Convert the lines of the records, starting at the line that contains "new-slide-icon[interactable]: + ▾" and stopping after the line that contains "user-avatar[interactable]: J xyxy=(787,8,799,20)", into a JSON list of strings, one string per line, with blank lines omitted.
— Start RECORDS FOR THE TASK —
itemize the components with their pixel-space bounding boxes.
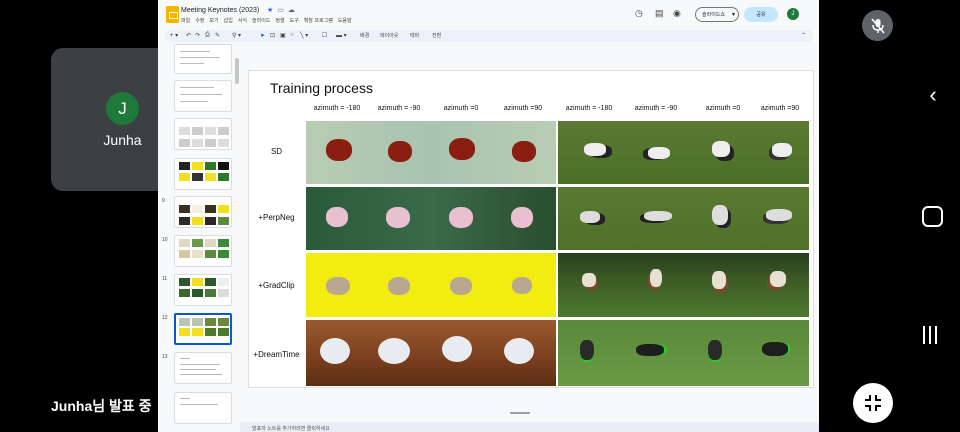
new-slide-icon[interactable]: + ▾ xyxy=(170,32,178,39)
row-label: +PerpNeg xyxy=(258,213,295,222)
column-header: azimuth =90 xyxy=(503,105,543,112)
column-header: azimuth = -180 xyxy=(313,105,361,112)
sample-image-group-chicken xyxy=(306,187,556,250)
avatar: J xyxy=(106,92,139,125)
sample-image-group-dog xyxy=(558,121,809,184)
column-header: azimuth =90 xyxy=(760,105,800,112)
slide-canvas: Training process azimuth = -180 azimuth … xyxy=(240,44,819,432)
zoom-icon[interactable]: ⚲ ▾ xyxy=(232,32,241,39)
back-icon[interactable]: ‹ xyxy=(922,84,944,106)
slide-thumbnail[interactable] xyxy=(174,80,232,112)
notes-resize-handle[interactable] xyxy=(510,412,530,414)
background-button[interactable]: 배경 xyxy=(360,32,369,39)
line-icon[interactable]: ╲ ▾ xyxy=(300,32,308,39)
slide-thumbnail[interactable] xyxy=(174,352,232,384)
column-header: azimuth = -90 xyxy=(377,105,421,112)
presenting-label: Junha님 발표 중 xyxy=(51,398,152,414)
slide-thumbnail[interactable] xyxy=(174,158,232,190)
slide-thumbnail[interactable] xyxy=(174,392,232,424)
image-icon[interactable]: ▣ xyxy=(280,32,286,39)
slide-thumbnail[interactable] xyxy=(174,196,232,228)
sample-image-group-chicken xyxy=(306,121,556,184)
slide-title: Training process xyxy=(270,80,373,96)
history-icon[interactable]: ◷ xyxy=(635,8,643,19)
menu-slide[interactable]: 슬라이드 xyxy=(252,18,270,24)
column-header: azimuth = -90 xyxy=(634,105,678,112)
collapse-toolbar-icon[interactable]: ⌃ xyxy=(801,32,806,39)
menu-file[interactable]: 파일 xyxy=(181,18,190,24)
theme-button[interactable]: 테마 xyxy=(410,32,419,39)
slide-thumbnail[interactable] xyxy=(174,118,232,150)
star-icon[interactable]: ★ xyxy=(267,7,273,14)
row-label: SD xyxy=(270,147,283,156)
slide-number: 9 xyxy=(162,198,165,204)
menu-insert[interactable]: 삽입 xyxy=(224,18,233,24)
print-icon[interactable]: ⎙ xyxy=(205,32,210,39)
recents-icon[interactable] xyxy=(923,326,937,344)
filmstrip-scrollbar[interactable] xyxy=(235,58,239,84)
menu-tools[interactable]: 도구 xyxy=(290,18,299,24)
menu-extensions[interactable]: 확장 프로그램 xyxy=(304,18,333,24)
column-header: azimuth =0 xyxy=(443,105,479,112)
sample-image-group-dog xyxy=(558,253,809,317)
exit-fullscreen-icon[interactable] xyxy=(853,383,893,423)
slide-number: 11 xyxy=(162,276,168,282)
textbox-icon[interactable]: ⊡ xyxy=(270,32,275,39)
user-avatar[interactable]: J xyxy=(787,8,799,20)
filmstrip: 9 10 11 12 13 xyxy=(158,44,240,432)
menu-help[interactable]: 도움말 xyxy=(338,18,352,24)
menu-edit[interactable]: 수정 xyxy=(195,18,204,24)
sample-image-group-dog xyxy=(558,320,809,386)
slides-logo-icon xyxy=(166,6,179,23)
slide-thumbnail[interactable] xyxy=(174,44,232,74)
comment-icon[interactable]: ▤ xyxy=(655,8,664,19)
shared-screen: Meeting Keynotes (2023) ★ ▭ ☁ 파일 수정 보기 삽입 서식 슬라… xyxy=(158,0,819,432)
cloud-icon[interactable]: ☁ xyxy=(288,7,295,14)
folder-icon[interactable]: ▭ xyxy=(277,7,284,14)
video-icon[interactable]: ◉ xyxy=(673,8,681,19)
slide-thumbnail[interactable] xyxy=(174,235,232,267)
comment-add-icon[interactable]: ☐ xyxy=(322,32,327,39)
slide-number: 12 xyxy=(162,315,168,321)
transition-button[interactable]: 전환 xyxy=(432,32,441,39)
select-icon[interactable]: ➤ xyxy=(260,32,265,39)
sample-image-group-chicken xyxy=(306,320,556,386)
slide[interactable]: Training process azimuth = -180 azimuth … xyxy=(248,70,814,388)
sample-image-group-dog xyxy=(558,187,809,250)
sample-image-group-chicken xyxy=(306,253,556,317)
column-header: azimuth = -180 xyxy=(565,105,613,112)
menu-format[interactable]: 서식 xyxy=(238,18,247,24)
menu-view[interactable]: 보기 xyxy=(209,18,218,24)
undo-icon[interactable]: ↶ xyxy=(186,32,191,39)
paint-format-icon[interactable]: ✎ xyxy=(215,32,220,39)
speaker-notes[interactable]: 발표자 노트를 추가하려면 클릭하세요 xyxy=(240,422,819,432)
home-icon[interactable] xyxy=(922,206,943,227)
row-label: +DreamTime xyxy=(253,350,300,359)
shape-icon[interactable]: ○ xyxy=(290,32,294,38)
slide-number: 13 xyxy=(162,354,168,360)
slideshow-button[interactable]: 슬라이드쇼 xyxy=(695,7,739,22)
slide-number: 10 xyxy=(162,237,168,243)
menu-bar: 파일 수정 보기 삽입 서식 슬라이드 정렬 도구 확장 프로그램 도움말 xyxy=(181,17,357,24)
toolbar: + ▾ ↶ ↷ ⎙ ✎ ⚲ ▾ ➤ ⊡ ▣ ○ ╲ ▾ ☐ ▬ ▾ 배경 레이아… xyxy=(164,30,813,42)
document-title[interactable]: Meeting Keynotes (2023) xyxy=(181,7,259,14)
slide-thumbnail[interactable] xyxy=(174,274,232,306)
layout-button[interactable]: 레이아웃 xyxy=(380,32,398,39)
share-button[interactable]: 공유 xyxy=(744,7,778,22)
title-bar: Meeting Keynotes (2023) ★ ▭ ☁ 파일 수정 보기 삽입 서식 슬라… xyxy=(158,0,819,30)
slide-thumbnail-active[interactable] xyxy=(174,313,232,345)
redo-icon[interactable]: ↷ xyxy=(195,32,200,39)
fill-color-icon[interactable]: ▬ ▾ xyxy=(336,32,347,39)
menu-arrange[interactable]: 정렬 xyxy=(275,18,284,24)
mic-off-icon[interactable] xyxy=(862,10,893,41)
row-label: +GradClip xyxy=(258,281,295,290)
column-header: azimuth =0 xyxy=(705,105,741,112)
meet-screen: J Junha Junha님 발표 중 Meeting Keynotes (20… xyxy=(0,0,960,432)
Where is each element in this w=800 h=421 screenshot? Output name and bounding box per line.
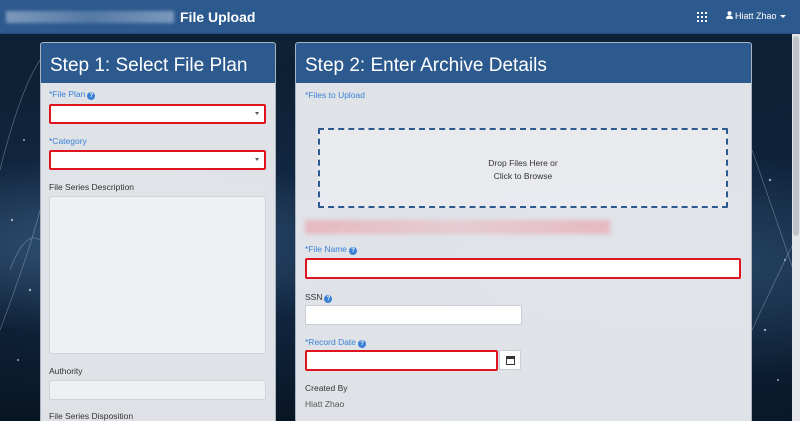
— End RECORDS FOR THE TASK —
■ TASK ANSWER:
[
  "new-slide-icon[interactable]: + ▾ xyxy=(170,32,178,39)",
  "row-label: +PerpNeg xyxy=(258,213,295,222)",
  "column-header: azimuth =90 xyxy=(503,105,543,112)",
  "column-header: azimuth = -180 xyxy=(313,105,361,112)",
  "sample-image-group-chicken xyxy=(306,187,556,250)",
  "avatar: J xyxy=(106,92,139,125)",
  "sample-image-group-dog xyxy=(558,121,809,184)",
  "column-header: azimuth =90 xyxy=(760,105,800,112)",
  "slide-canvas: Training process azimuth = -180 azimuth … xyxy=(240,44,819,432)",
  "zoom-icon[interactable]: ⚲ ▾ xyxy=(232,32,241,39)",
  "back-icon[interactable]: ‹ xyxy=(922,84,944,106)",
  "slide-thumbnail[interactable] xyxy=(174,80,232,112)",
  "notes-resize-handle[interactable] xyxy=(510,412,530,414)",
  "background-button[interactable]: 배경 xyxy=(360,32,369,39)",
  "line-icon[interactable]: ╲ ▾ xyxy=(300,32,308,39)",
  "slide-thumbnail[interactable] xyxy=(174,352,232,384)",
  "column-header: azimuth = -90 xyxy=(377,105,421,112)",
  "presenting-label: Junha님 발표 중 xyxy=(51,398,152,414)",
  "slide-thumbnail[interactable] xyxy=(174,158,232,190)",
  "slide-thumbnail[interactable] xyxy=(174,392,232,424)",
  "image-icon[interactable]: ▣ xyxy=(280,32,286,39)",
  "slide-thumbnail[interactable] xyxy=(174,196,232,228)",
  "sample-image-group-chicken xyxy=(306,121,556,184)",
  "slide-title: Training process xyxy=(270,80,373,96)",
  "history-icon[interactable]: ◷ xyxy=(635,8,643,19)",
  "menu-slide[interactable]: 슬라이드 xyxy=(252,18,270,24)",
  "column-header: azimuth = -90 xyxy=(634,105,678,112)",
  "collapse-toolbar-icon[interactable]: ⌃ xyxy=(801,32,806,39)",
  "menu-file[interactable]: 파일 xyxy=(181,18,190,24)",
  "theme-button[interactable]: 테마 xyxy=(410,32,419,39)",
  "slide-thumbnail[interactable] xyxy=(174,118,232,150)",
  "star-icon[interactable]: ★ xyxy=(267,7,273,14)",
  "row-label: SD xyxy=(270,147,283,156)",
  "slide-number: 9 xyxy=(162,198,165,204)",
  "menu-insert[interactable]: 삽입 xyxy=(224,18,233,24)",
  "print-icon[interactable]: ⎙ xyxy=(205,32,210,39)",
  "recents-icon[interactable] xyxy=(923,326,937,344)",
  "filmstrip-scrollbar[interactable] xyxy=(235,58,239,84)",
  "menu-tools[interactable]: 도구 xyxy=(290,18,299,24)",
  "menu-extensions[interactable]: 확장 프로그램 xyxy=(304,18,333,24)",
  "column-header: azimuth =0 xyxy=(443,105,479,112)",
  "sample-image-group-dog xyxy=(558,253,809,317)",
  "exit-fullscreen-icon[interactable] xyxy=(853,383,893,423)",
  "slide-number: 11 xyxy=(162,276,168,282)",
  "textbox-icon[interactable]: ⊡ xyxy=(270,32,275,39)",
  "user-avatar[interactable]: J xyxy=(787,8,799,20)"
]